■ Items from a figure collection:
____
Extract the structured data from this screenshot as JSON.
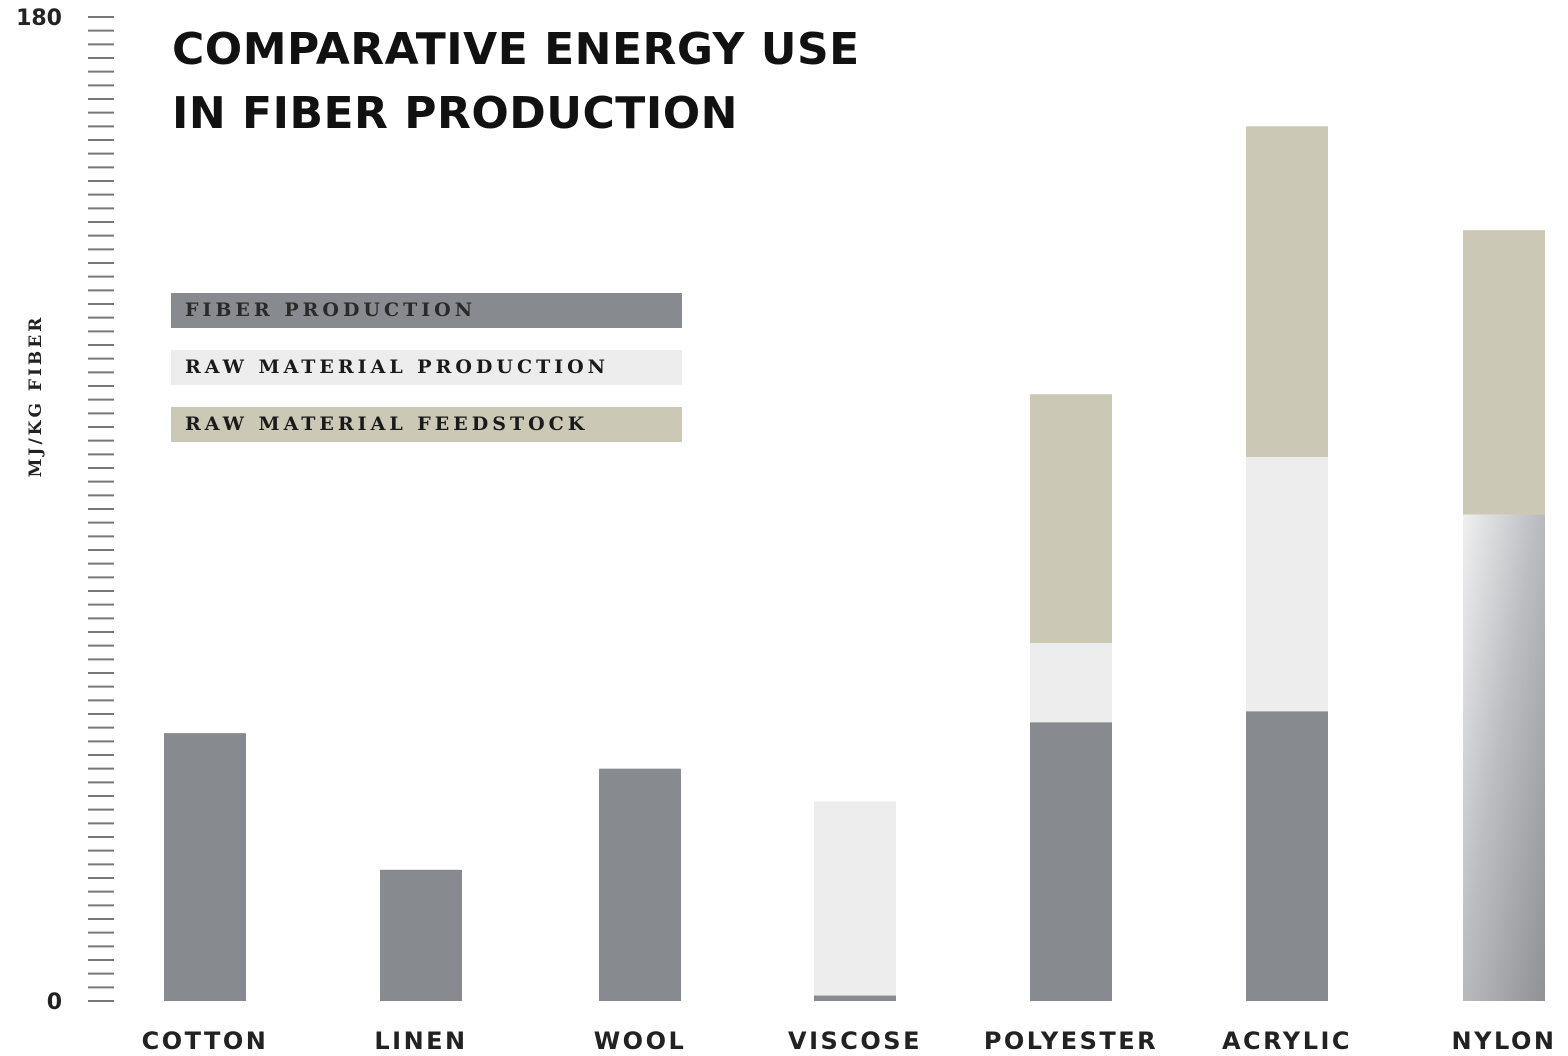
{
  "title_lines": [
    "COMPARATIVE ENERGY USE",
    "IN FIBER PRODUCTION"
  ],
  "colors": {
    "fiber_production": "#878a8e",
    "raw_material_production": "#ededed",
    "raw_material_feedstock": "#cbc8b5",
    "text": "#111111",
    "tick": "#777777"
  },
  "chart_data": {
    "type": "bar",
    "stacked": true,
    "title": "COMPARATIVE ENERGY USE IN FIBER PRODUCTION",
    "xlabel": "",
    "ylabel": "MJ/KG FIBER",
    "ylim": [
      0,
      180
    ],
    "y_tick_labels": [
      "0",
      "180"
    ],
    "minor_tick_step": 2.5,
    "grid": false,
    "legend_position": "top-left",
    "categories": [
      "COTTON",
      "LINEN",
      "WOOL",
      "VISCOSE",
      "POLYESTER",
      "ACRYLIC",
      "NYLON"
    ],
    "series": [
      {
        "name": "FIBER PRODUCTION",
        "color": "#878a8e",
        "values": [
          49,
          24,
          42.5,
          1,
          51,
          53,
          89
        ]
      },
      {
        "name": "RAW MATERIAL PRODUCTION",
        "color": "#ededed",
        "values": [
          0,
          0,
          0,
          35.5,
          14.5,
          46.5,
          0
        ]
      },
      {
        "name": "RAW MATERIAL FEEDSTOCK",
        "color": "#cbc8b5",
        "values": [
          0,
          0,
          0,
          0,
          45.5,
          60.5,
          52
        ]
      }
    ]
  }
}
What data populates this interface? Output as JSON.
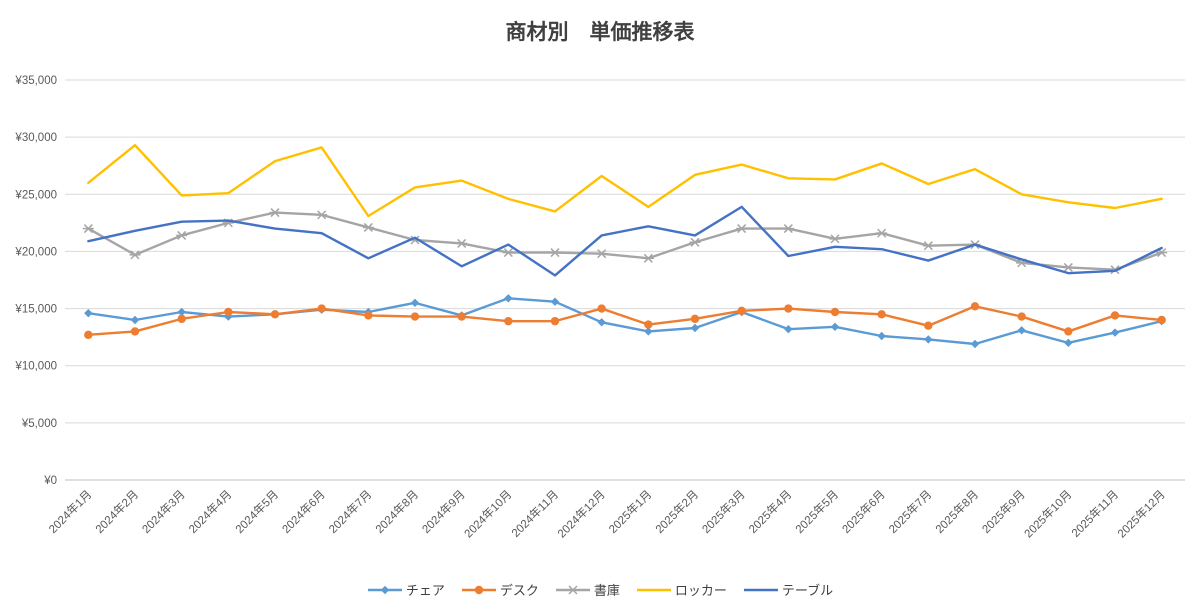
{
  "chart_data": {
    "type": "line",
    "title": "商材別　単価推移表",
    "categories": [
      "2024年1月",
      "2024年2月",
      "2024年3月",
      "2024年4月",
      "2024年5月",
      "2024年6月",
      "2024年7月",
      "2024年8月",
      "2024年9月",
      "2024年10月",
      "2024年11月",
      "2024年12月",
      "2025年1月",
      "2025年2月",
      "2025年3月",
      "2025年4月",
      "2025年5月",
      "2025年6月",
      "2025年7月",
      "2025年8月",
      "2025年9月",
      "2025年10月",
      "2025年11月",
      "2025年12月"
    ],
    "ylim": [
      0,
      35000
    ],
    "y_tick_step": 5000,
    "y_tick_labels": [
      "¥0",
      "¥5,000",
      "¥10,000",
      "¥15,000",
      "¥20,000",
      "¥25,000",
      "¥30,000",
      "¥35,000"
    ],
    "grid": true,
    "legend_position": "bottom",
    "series": [
      {
        "id": "chair",
        "name": "チェア",
        "color": "#5B9BD5",
        "marker": "diamond",
        "values": [
          14600,
          14000,
          14700,
          14300,
          14500,
          14900,
          14700,
          15500,
          14400,
          15900,
          15600,
          13800,
          13000,
          13300,
          14700,
          13200,
          13400,
          12600,
          12300,
          11900,
          13100,
          12000,
          12900,
          13900
        ]
      },
      {
        "id": "desk",
        "name": "デスク",
        "color": "#ED7D31",
        "marker": "circle",
        "values": [
          12700,
          13000,
          14100,
          14700,
          14500,
          15000,
          14400,
          14300,
          14300,
          13900,
          13900,
          15000,
          13600,
          14100,
          14800,
          15000,
          14700,
          14500,
          13500,
          15200,
          14300,
          13000,
          14400,
          14000
        ]
      },
      {
        "id": "shoko",
        "name": "書庫",
        "color": "#A5A5A5",
        "marker": "x",
        "values": [
          22000,
          19700,
          21400,
          22500,
          23400,
          23200,
          22100,
          21000,
          20700,
          19900,
          19900,
          19800,
          19400,
          20800,
          22000,
          22000,
          21100,
          21600,
          20500,
          20600,
          19000,
          18600,
          18400,
          19900
        ]
      },
      {
        "id": "locker",
        "name": "ロッカー",
        "color": "#FFC000",
        "marker": "none",
        "values": [
          26000,
          29300,
          24900,
          25100,
          27900,
          29100,
          23100,
          25600,
          26200,
          24600,
          23500,
          26600,
          23900,
          26700,
          27600,
          26400,
          26300,
          27700,
          25900,
          27200,
          25000,
          24300,
          23800,
          24600
        ]
      },
      {
        "id": "table",
        "name": "テーブル",
        "color": "#4472C4",
        "marker": "none",
        "values": [
          20900,
          21800,
          22600,
          22700,
          22000,
          21600,
          19400,
          21200,
          18700,
          20600,
          17900,
          21400,
          22200,
          21400,
          23900,
          19600,
          20400,
          20200,
          19200,
          20600,
          19300,
          18100,
          18300,
          20300
        ]
      }
    ]
  }
}
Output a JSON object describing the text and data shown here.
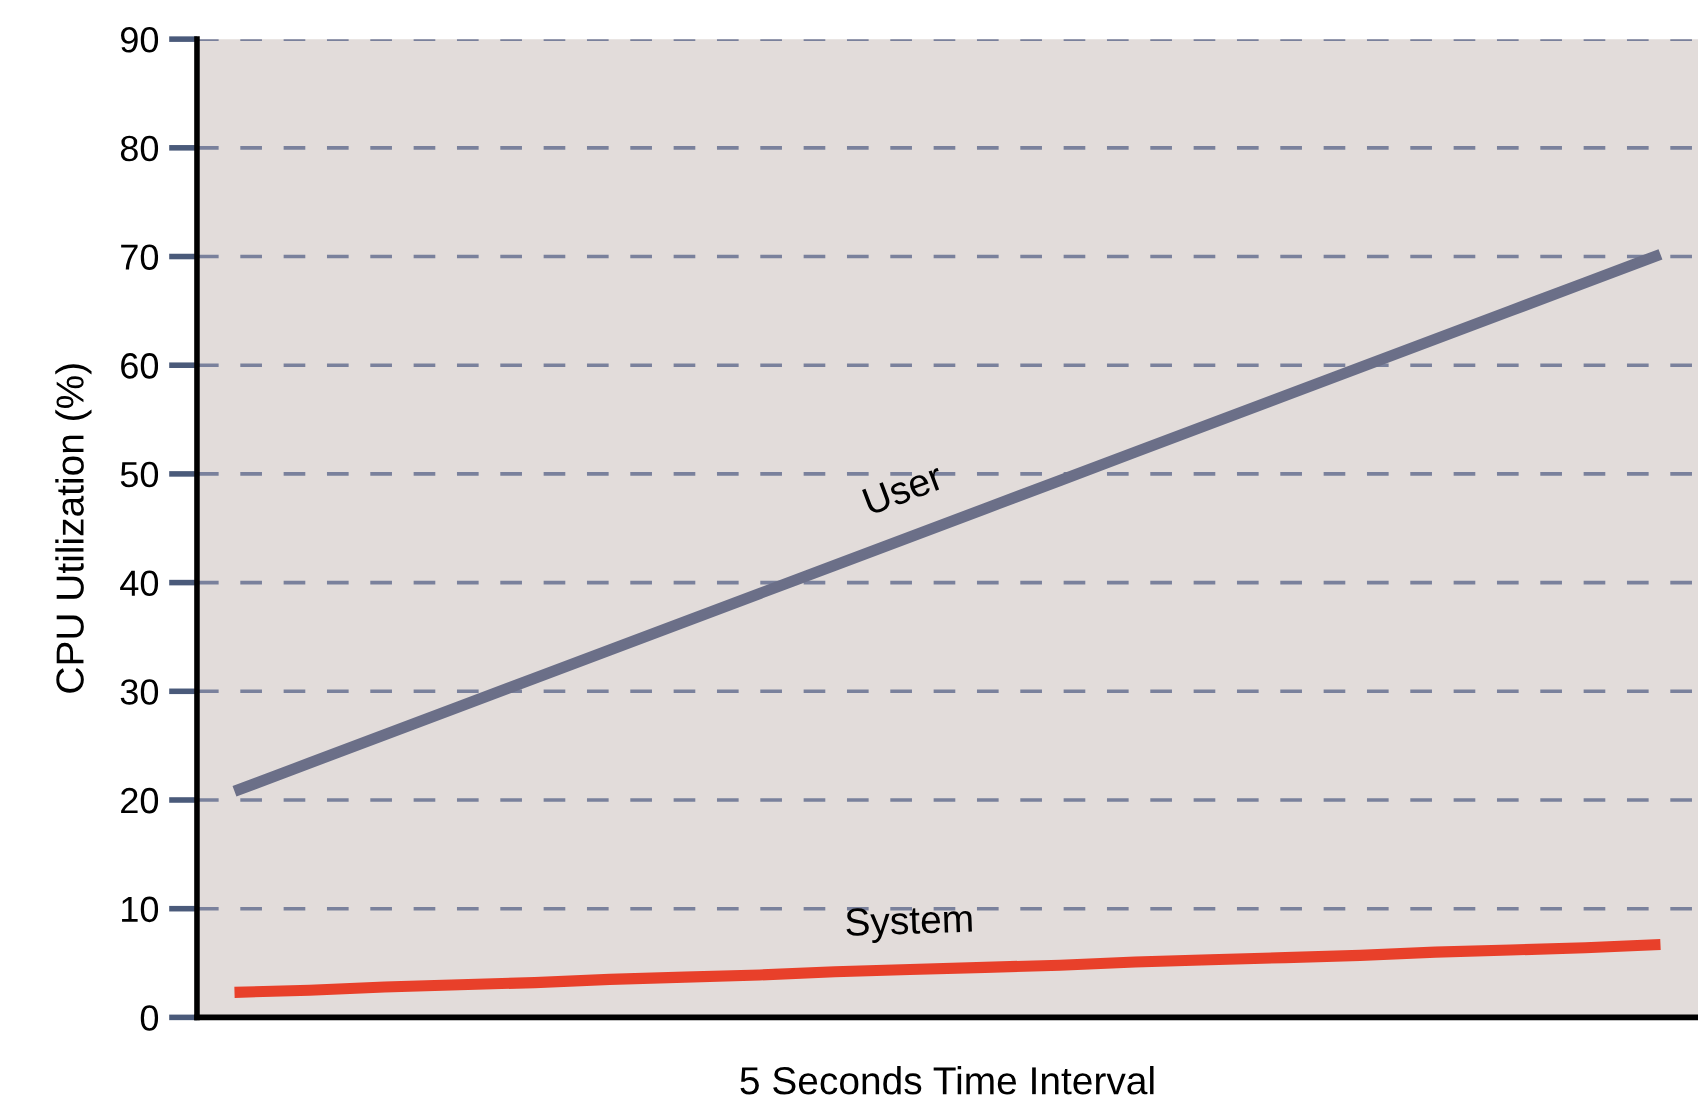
{
  "chart_data": {
    "type": "line",
    "xlabel": "5 Seconds Time Interval",
    "ylabel": "CPU Utilization (%)",
    "categories": [
      null,
      null,
      null,
      null,
      null,
      null,
      null,
      null,
      null,
      null,
      null,
      null,
      null,
      null,
      null,
      null,
      null,
      null,
      null,
      null
    ],
    "series": [
      {
        "name": "User",
        "color": "#6b6f88",
        "values": [
          20.8,
          23.4,
          26.0,
          28.6,
          31.2,
          33.8,
          36.4,
          39.0,
          41.6,
          44.2,
          46.8,
          49.4,
          52.0,
          54.6,
          57.2,
          59.8,
          62.4,
          65.0,
          67.6,
          70.2
        ]
      },
      {
        "name": "System",
        "color": "#e8402a",
        "values": [
          2.3,
          2.5,
          2.8,
          3.0,
          3.2,
          3.5,
          3.7,
          3.9,
          4.2,
          4.4,
          4.6,
          4.8,
          5.1,
          5.3,
          5.5,
          5.7,
          6.0,
          6.2,
          6.4,
          6.7
        ]
      }
    ],
    "ylim": [
      0,
      90
    ],
    "yticks": [
      0,
      10,
      20,
      30,
      40,
      50,
      60,
      70,
      80,
      90
    ],
    "grid": "y",
    "line_style": "solid",
    "marker": "none",
    "legend": false
  }
}
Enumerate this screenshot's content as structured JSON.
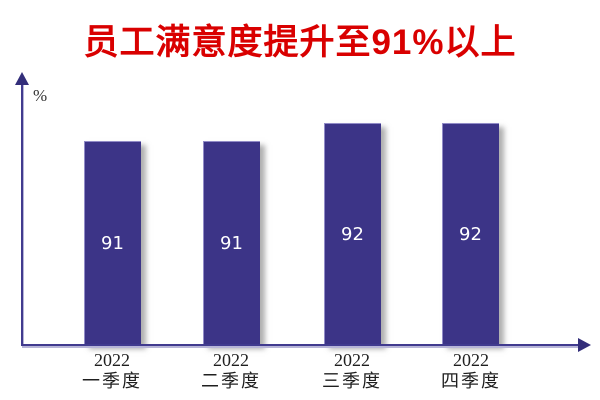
{
  "title": {
    "text": "员工满意度提升至91%以上",
    "color": "#d90000"
  },
  "chart_data": {
    "type": "bar",
    "title": "员工满意度提升至91%以上",
    "categories": [
      "2022 一季度",
      "2022 二季度",
      "2022 三季度",
      "2022 四季度"
    ],
    "values": [
      91,
      91,
      92,
      92
    ],
    "bar_labels": [
      "91",
      "91",
      "92",
      "92"
    ],
    "xlabel": "",
    "ylabel": "%",
    "ylim": [
      80,
      94
    ],
    "grid": false,
    "legend": false,
    "bar_color": "#3c3487",
    "axis_color": "#413b8f",
    "ticks": [
      {
        "year": "2022",
        "quarter": "一季度"
      },
      {
        "year": "2022",
        "quarter": "二季度"
      },
      {
        "year": "2022",
        "quarter": "三季度"
      },
      {
        "year": "2022",
        "quarter": "四季度"
      }
    ]
  }
}
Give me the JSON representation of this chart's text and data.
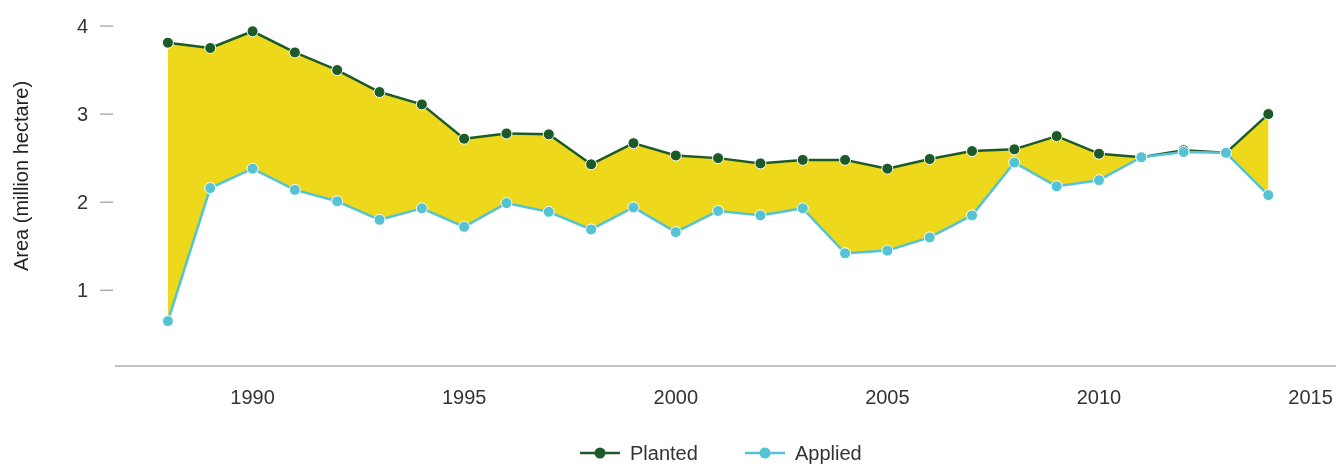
{
  "chart_data": {
    "type": "line",
    "ylabel": "Area (million hectare)",
    "x": [
      1988,
      1989,
      1990,
      1991,
      1992,
      1993,
      1994,
      1995,
      1996,
      1997,
      1998,
      1999,
      2000,
      2001,
      2002,
      2003,
      2004,
      2005,
      2006,
      2007,
      2008,
      2009,
      2010,
      2011,
      2012,
      2013,
      2014
    ],
    "series": [
      {
        "name": "Planted",
        "color": "#1d5a2a",
        "values": [
          3.81,
          3.75,
          3.94,
          3.7,
          3.5,
          3.25,
          3.11,
          2.72,
          2.78,
          2.77,
          2.43,
          2.67,
          2.53,
          2.5,
          2.44,
          2.48,
          2.48,
          2.38,
          2.49,
          2.58,
          2.6,
          2.75,
          2.55,
          2.51,
          2.59,
          2.56,
          3.0
        ],
        "lower": [
          0.65,
          2.16,
          2.38,
          2.14,
          2.01,
          1.8,
          1.93,
          1.72,
          1.99,
          1.89,
          1.69,
          1.94,
          1.66,
          1.9,
          1.85,
          1.93,
          1.42,
          1.45,
          1.6,
          1.85,
          2.45,
          2.18,
          2.25,
          2.51,
          2.57,
          2.56,
          2.08
        ],
        "upper": [
          3.81,
          3.75,
          3.94,
          3.7,
          3.5,
          3.25,
          3.11,
          2.72,
          2.78,
          2.77,
          2.43,
          2.67,
          2.53,
          2.5,
          2.44,
          2.48,
          2.48,
          2.38,
          2.49,
          2.58,
          2.6,
          2.75,
          2.55,
          2.51,
          2.59,
          2.56,
          3.0
        ]
      },
      {
        "name": "Applied",
        "color": "#55c3d3",
        "values": [
          0.65,
          2.16,
          2.38,
          2.14,
          2.01,
          1.8,
          1.93,
          1.72,
          1.99,
          1.89,
          1.69,
          1.94,
          1.66,
          1.9,
          1.85,
          1.93,
          1.42,
          1.45,
          1.6,
          1.85,
          2.45,
          2.18,
          2.25,
          2.51,
          2.57,
          2.56,
          2.08
        ]
      }
    ],
    "xlim": [
      1986.75,
      2015.6
    ],
    "xticks": [
      1990,
      1995,
      2000,
      2005,
      2010,
      2015
    ],
    "ylim": [
      0.14,
      4
    ],
    "yticks": [
      1,
      2,
      3,
      4
    ],
    "grid": false,
    "legend": "bottom",
    "marker": "circle",
    "line_style": "solid"
  }
}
____
■ The problem: Single out each line of the records above with the string "JSON" in it, and copy it.

■ Task response:
Extract the structured data from this screenshot as JSON.
What data populates this interface? Output as JSON.
Output a JSON object describing the text and data shown here.
Enumerate this screenshot's content as structured JSON.
Give me the JSON representation of this chart's text and data.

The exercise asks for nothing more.